Locate "What text is on this page?" in the records below, then copy its line and every following line exactly, without the pictures.

==============================

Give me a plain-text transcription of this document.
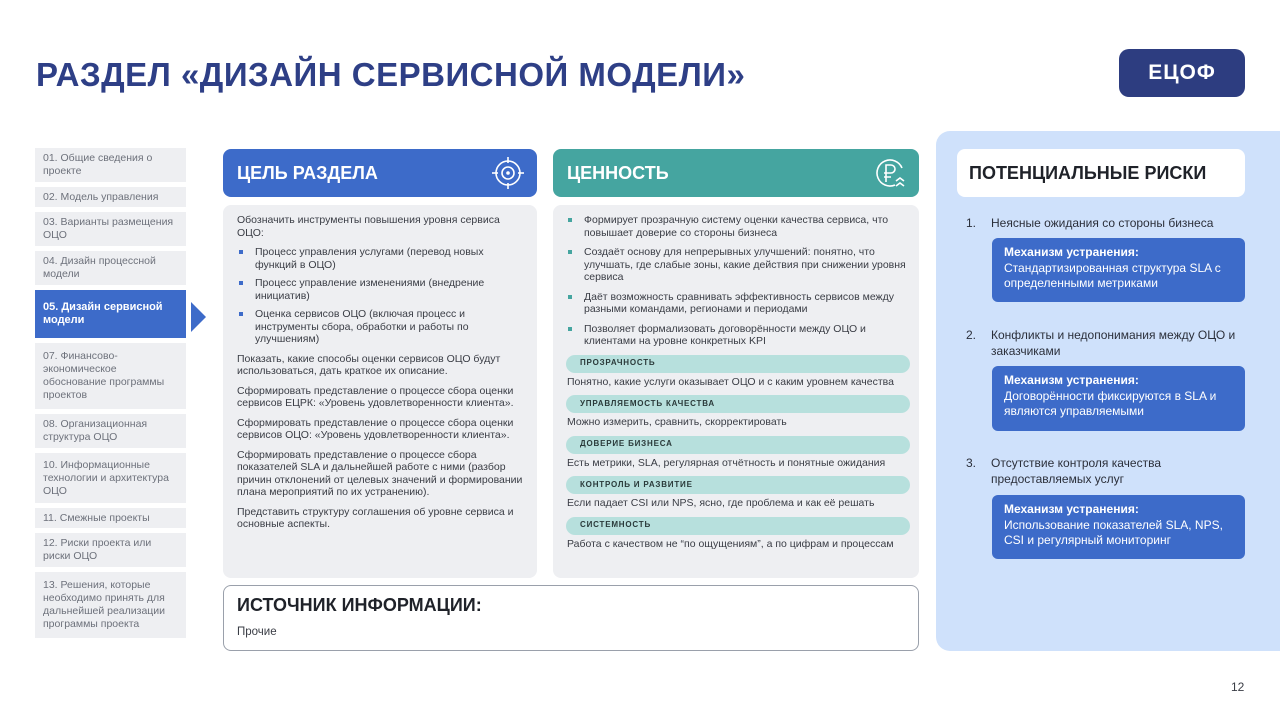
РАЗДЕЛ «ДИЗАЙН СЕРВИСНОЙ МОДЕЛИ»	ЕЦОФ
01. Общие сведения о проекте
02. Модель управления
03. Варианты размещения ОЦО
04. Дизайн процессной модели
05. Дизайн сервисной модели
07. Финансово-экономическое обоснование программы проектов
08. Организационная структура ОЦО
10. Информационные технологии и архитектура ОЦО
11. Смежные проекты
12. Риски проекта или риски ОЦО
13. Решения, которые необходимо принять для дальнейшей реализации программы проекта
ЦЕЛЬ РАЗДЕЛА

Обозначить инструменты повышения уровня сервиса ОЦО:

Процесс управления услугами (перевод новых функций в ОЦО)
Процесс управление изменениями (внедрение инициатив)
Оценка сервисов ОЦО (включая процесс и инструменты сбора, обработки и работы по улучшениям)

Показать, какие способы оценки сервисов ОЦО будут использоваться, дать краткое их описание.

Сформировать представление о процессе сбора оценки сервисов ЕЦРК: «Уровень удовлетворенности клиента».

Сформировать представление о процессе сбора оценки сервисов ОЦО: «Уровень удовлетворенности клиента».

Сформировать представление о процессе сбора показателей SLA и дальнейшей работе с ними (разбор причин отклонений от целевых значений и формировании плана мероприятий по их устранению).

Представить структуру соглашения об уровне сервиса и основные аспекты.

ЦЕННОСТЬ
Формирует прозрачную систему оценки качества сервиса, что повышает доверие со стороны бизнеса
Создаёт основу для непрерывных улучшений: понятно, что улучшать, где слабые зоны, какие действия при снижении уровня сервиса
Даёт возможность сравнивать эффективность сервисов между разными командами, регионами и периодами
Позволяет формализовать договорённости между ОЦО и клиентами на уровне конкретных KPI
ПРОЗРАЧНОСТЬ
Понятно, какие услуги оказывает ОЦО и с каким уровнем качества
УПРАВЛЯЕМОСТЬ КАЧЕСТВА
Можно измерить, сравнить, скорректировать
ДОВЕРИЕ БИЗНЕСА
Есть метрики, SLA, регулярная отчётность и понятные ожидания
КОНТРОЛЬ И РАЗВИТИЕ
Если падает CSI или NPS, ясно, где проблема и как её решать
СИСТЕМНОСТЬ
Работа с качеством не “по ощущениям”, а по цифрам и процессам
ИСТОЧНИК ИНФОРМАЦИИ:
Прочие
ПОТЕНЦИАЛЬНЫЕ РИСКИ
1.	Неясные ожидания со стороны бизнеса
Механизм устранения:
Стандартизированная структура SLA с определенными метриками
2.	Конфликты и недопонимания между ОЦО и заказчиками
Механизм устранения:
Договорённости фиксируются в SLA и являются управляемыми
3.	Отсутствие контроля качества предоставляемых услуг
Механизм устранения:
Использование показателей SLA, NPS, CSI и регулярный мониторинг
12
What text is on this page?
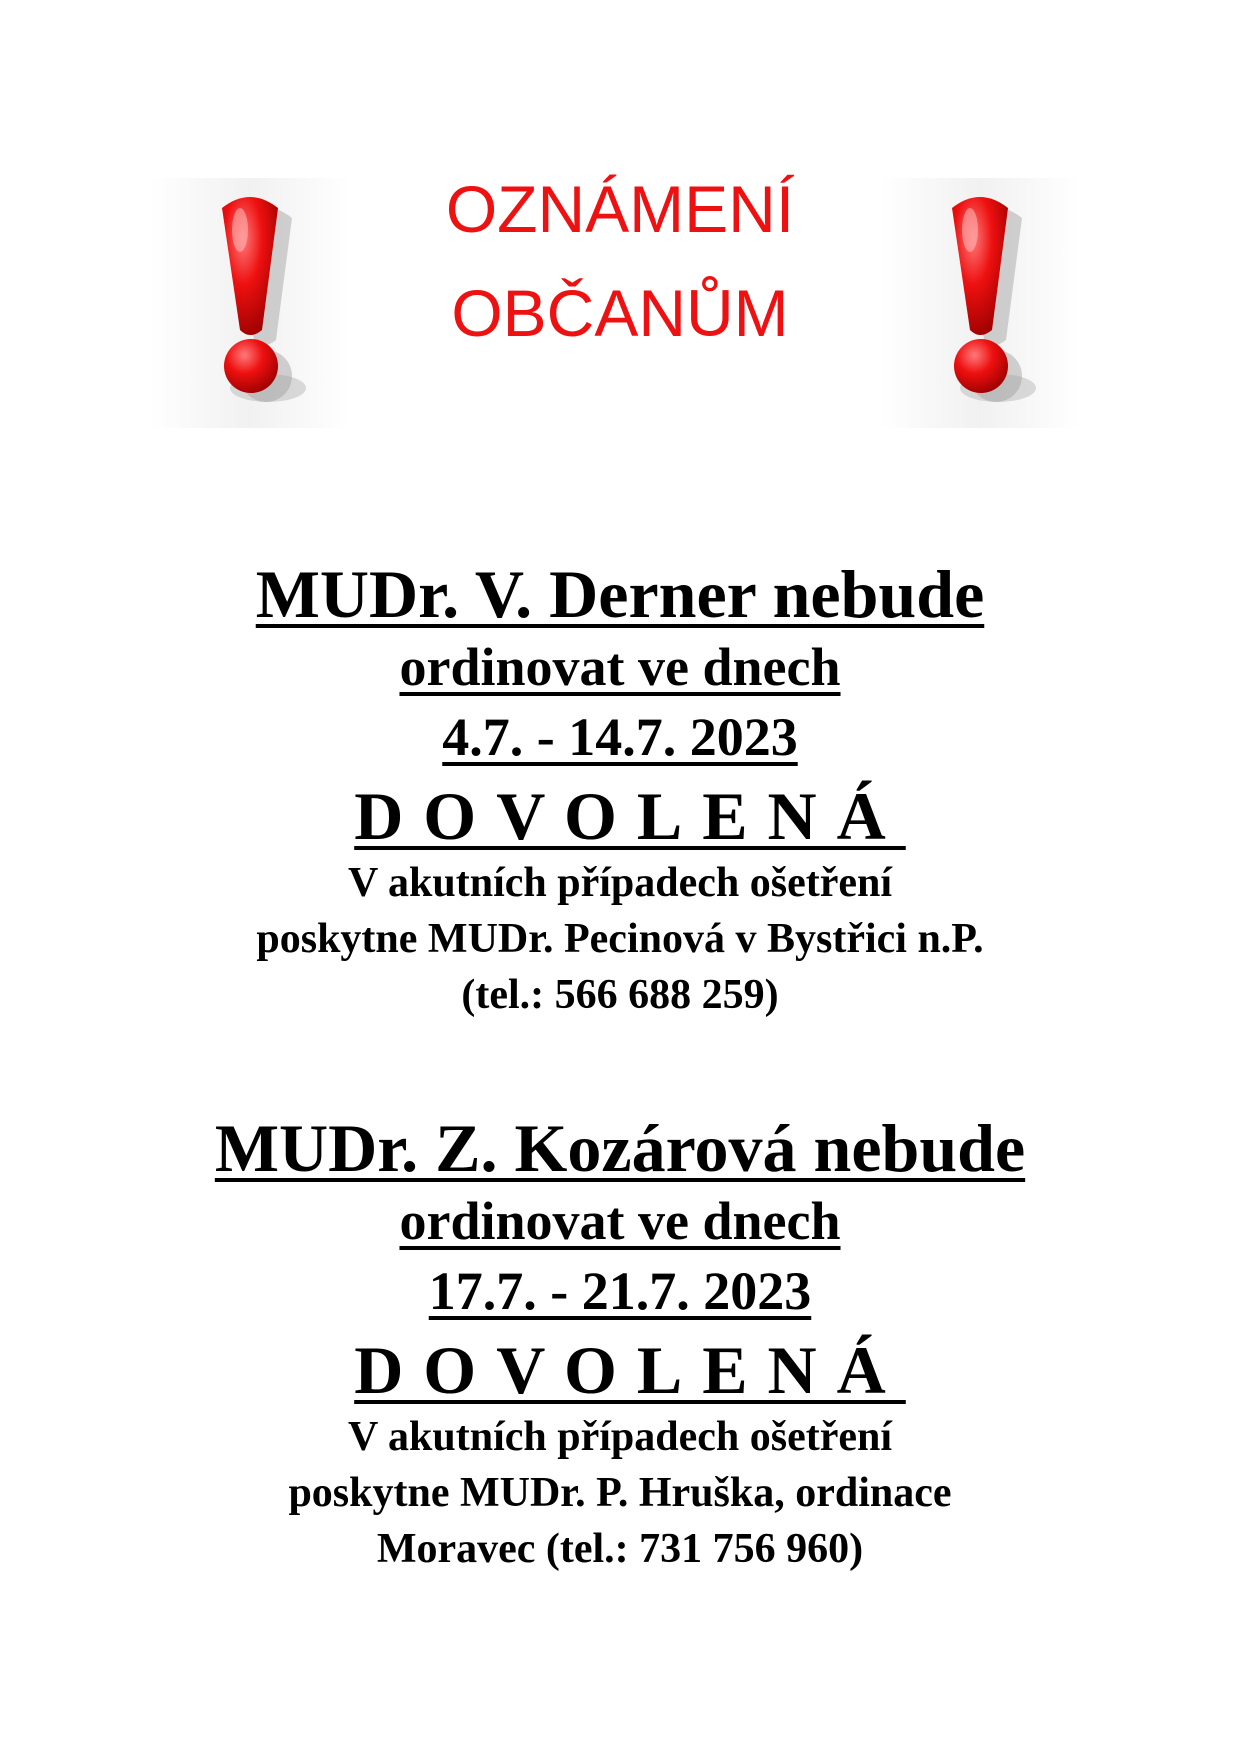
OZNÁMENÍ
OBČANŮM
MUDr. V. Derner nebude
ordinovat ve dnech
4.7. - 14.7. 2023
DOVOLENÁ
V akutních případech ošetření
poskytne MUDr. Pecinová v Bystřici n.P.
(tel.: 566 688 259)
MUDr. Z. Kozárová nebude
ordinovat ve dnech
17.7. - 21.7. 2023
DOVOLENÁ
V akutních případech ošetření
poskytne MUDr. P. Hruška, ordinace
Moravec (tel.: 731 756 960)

==============================

Response below:
What text is on this page?
OZNÁMENÍ
OBČANŮM
MUDr. V. Derner nebude
ordinovat ve dnech
4.7. - 14.7. 2023
DOVOLENÁ
V akutních případech ošetření
poskytne MUDr. Pecinová v Bystřici n.P.
(tel.: 566 688 259)
MUDr. Z. Kozárová nebude
ordinovat ve dnech
17.7. - 21.7. 2023
DOVOLENÁ
V akutních případech ošetření
poskytne MUDr. P. Hruška, ordinace
Moravec (tel.: 731 756 960)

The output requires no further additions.